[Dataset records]
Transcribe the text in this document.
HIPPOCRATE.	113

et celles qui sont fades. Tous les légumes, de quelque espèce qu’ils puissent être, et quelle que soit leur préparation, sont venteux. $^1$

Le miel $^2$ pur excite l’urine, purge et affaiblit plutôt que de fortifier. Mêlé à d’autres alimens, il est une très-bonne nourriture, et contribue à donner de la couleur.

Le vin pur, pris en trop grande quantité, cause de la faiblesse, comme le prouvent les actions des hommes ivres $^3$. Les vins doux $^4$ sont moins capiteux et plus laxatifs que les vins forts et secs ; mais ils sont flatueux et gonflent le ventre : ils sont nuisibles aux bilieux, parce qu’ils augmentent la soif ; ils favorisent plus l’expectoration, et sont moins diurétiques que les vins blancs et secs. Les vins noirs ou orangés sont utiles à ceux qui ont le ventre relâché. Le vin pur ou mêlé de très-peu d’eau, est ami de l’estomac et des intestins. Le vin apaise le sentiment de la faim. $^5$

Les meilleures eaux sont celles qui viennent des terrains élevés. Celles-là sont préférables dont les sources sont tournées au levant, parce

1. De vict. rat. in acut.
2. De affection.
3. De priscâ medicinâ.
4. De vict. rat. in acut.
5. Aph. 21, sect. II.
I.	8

### Set task
Find how many lines in the listing contain the word "acut" and give that count alone.

### Task response
2